_Task_: Records follow. Pull out every line that contains "SUPRAFATA".

^^^^^^^^

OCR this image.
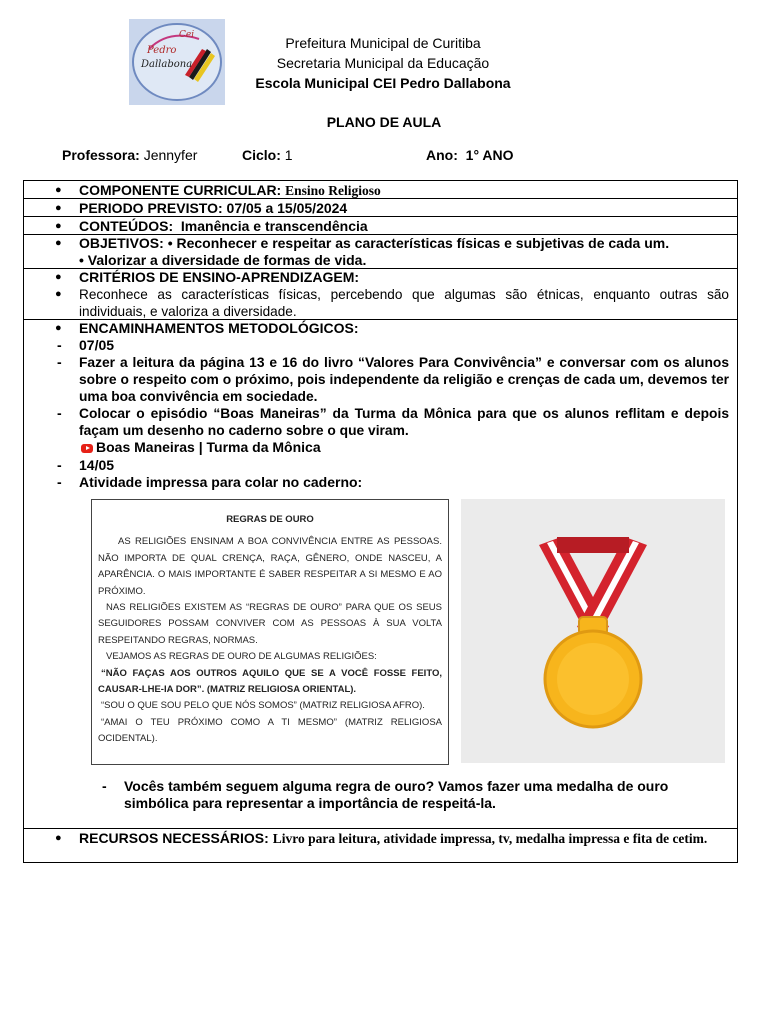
Cei
Pedro
Dallabona
Prefeitura Municipal de Curitiba
Secretaria Municipal da Educação
Escola Municipal CEI Pedro Dallabona
PLANO DE AULA
Professora: Jennyfer	Ciclo: 1	Ano: 1° ANO
● COMPONENTE CURRICULAR: Ensino Religioso
● PERIODO PREVISTO: 07/05 a 15/05/2024
● CONTEÚDOS: Imanência e transcendência
● OBJETIVOS: • Reconhecer e respeitar as características físicas e subjetivas de cada um.
• Valorizar a diversidade de formas de vida.
● CRITÉRIOS DE ENSINO-APRENDIZAGEM:
● Reconhece as características físicas, percebendo que algumas são étnicas, enquanto outras são individuais, e valoriza a diversidade.
● ENCAMINHAMENTOS METODOLÓGICOS:
- 07/05
- Fazer a leitura da página 13 e 16 do livro “Valores Para Convivência” e conversar com os alunos sobre o respeito com o próximo, pois independente da religião e crenças de cada um, devemos ter uma boa convivência em sociedade.
- Colocar o episódio “Boas Maneiras” da Turma da Mônica para que os alunos reflitam e depois façam um desenho no caderno sobre o que viram.
Boas Maneiras | Turma da Mônica
- 14/05
- Atividade impressa para colar no caderno:
REGRAS DE OURO

AS RELIGIÕES ENSINAM A BOA CONVIVÊNCIA ENTRE AS PESSOAS. NÃO IMPORTA DE QUAL CRENÇA, RAÇA, GÊNERO, ONDE NASCEU, A APARÊNCIA. O MAIS IMPORTANTE É SABER RESPEITAR A SI MESMO E AO PRÓXIMO.

NAS RELIGIÕES EXISTEM AS “REGRAS DE OURO” PARA QUE OS SEUS SEGUIDORES POSSAM CONVIVER COM AS PESSOAS À SUA VOLTA RESPEITANDO REGRAS, NORMAS.

VEJAMOS AS REGRAS DE OURO DE ALGUMAS RELIGIÕES:

“NÃO FAÇAS AOS OUTROS AQUILO QUE SE A VOCÊ FOSSE FEITO, CAUSAR-LHE-IA DOR”. (MATRIZ RELIGIOSA ORIENTAL).

“SOU O QUE SOU PELO QUE NÓS SOMOS” (MATRIZ RELIGIOSA AFRO).

“AMAI O TEU PRÓXIMO COMO A TI MESMO” (MATRIZ RELIGIOSA OCIDENTAL).

- Vocês também seguem alguma regra de ouro? Vamos fazer uma medalha de ouro simbólica para representar a importância de respeitá-la.
● RECURSOS NECESSÁRIOS: Livro para leitura, atividade impressa, tv, medalha impressa e fita de cetim.
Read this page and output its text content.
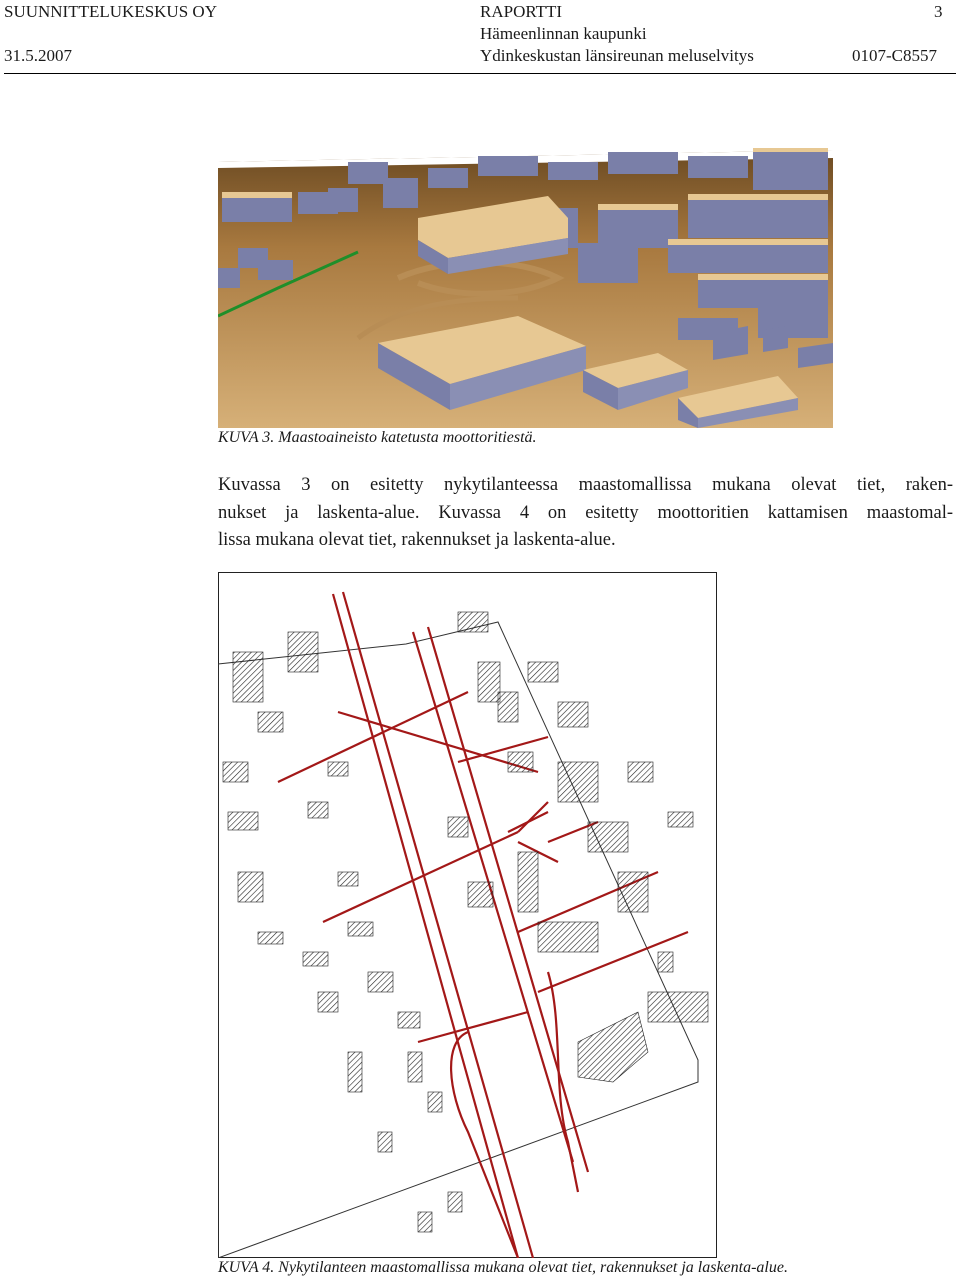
SUUNNITTELUKESKUS OY
31.5.2007
RAPORTTI
Hämeenlinnan kaupunki
Ydinkeskustan länsireunan meluselvitys
3
0107-C8557
KUVA 3. Maastoaineisto katetusta moottoritiestä.
Kuvassa 3 on esitetty nykytilanteessa maastomallissa mukana olevat tiet, raken-
nukset ja laskenta-alue. Kuvassa 4 on esitetty moottoritien kattamisen maastomal-
lissa mukana olevat tiet, rakennukset ja laskenta-alue.
KUVA 4. Nykytilanteen maastomallissa mukana olevat tiet, rakennukset ja laskenta-alue.
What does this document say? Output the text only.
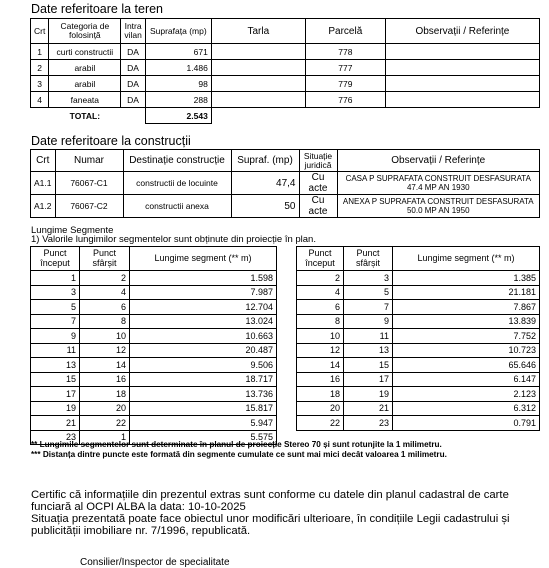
Date referitoare la teren
Crt	Categoria de folosință	Intra vilan	Suprafața (mp)	Tarla	Parcelă	Observații / Referințe
1	curti constructii	DA	671		778	
2	arabil	DA	1.486		777	
3	arabil	DA	98		779	
4	faneata	DA	288		776	
	TOTAL:		2.543			
Date referitoare la construcții
Crt	Numar	Destinație construcție	Supraf. (mp)	Situație juridică	Observații / Referințe
A1.1	76067-C1	constructii de locuinte	47,4	Cu acte	CASA P SUPRAFATA CONSTRUIT DESFASURATA 47.4 MP AN 1930
A1.2	76067-C2	constructii anexa	50	Cu acte	ANEXA P SUPRAFATA CONSTRUIT DESFASURATA 50.0 MP AN 1950
Lungime Segmente
1) Valorile lungimilor segmentelor sunt obținute din proiecție în plan.
Punct început	Punct sfârșit	Lungime segment (** m)
1	2	1.598
3	4	7.987
5	6	12.704
7	8	13.024
9	10	10.663
11	12	20.487
13	14	9.506
15	16	18.717
17	18	13.736
19	20	15.817
21	22	5.947
23	1	5.575
Punct început	Punct sfârșit	Lungime segment (** m)
2	3	1.385
4	5	21.181
6	7	7.867
8	9	13.839
10	11	7.752
12	13	10.723
14	15	65.646
16	17	6.147
18	19	2.123
20	21	6.312
22	23	0.791
** Lungimile segmentelor sunt determinate în planul de proiecție Stereo 70 și sunt rotunjite la 1 milimetru.
*** Distanța dintre puncte este formată din segmente cumulate ce sunt mai mici decât valoarea 1 milimetru.
Certific că informațiile din prezentul extras sunt conforme cu datele din planul cadastral de carte funciară al OCPI ALBA la data: 10-10-2025
Situația prezentată poate face obiectul unor modificări ulterioare, în condițiile Legii cadastrului și publicității imobiliare nr. 7/1996, republicată.
Consilier/Inspector de specialitate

^^^^^^^^

_Result_:
A1.1	76067-C1	constructii de locuinte	47,4	Cu acte	CASA P SUPRAFATA CONSTRUIT DESFASURATA 47.4 MP AN 1930
A1.2	76067-C2	constructii anexa	50	Cu acte	ANEXA P SUPRAFATA CONSTRUIT DESFASURATA 50.0 MP AN 1950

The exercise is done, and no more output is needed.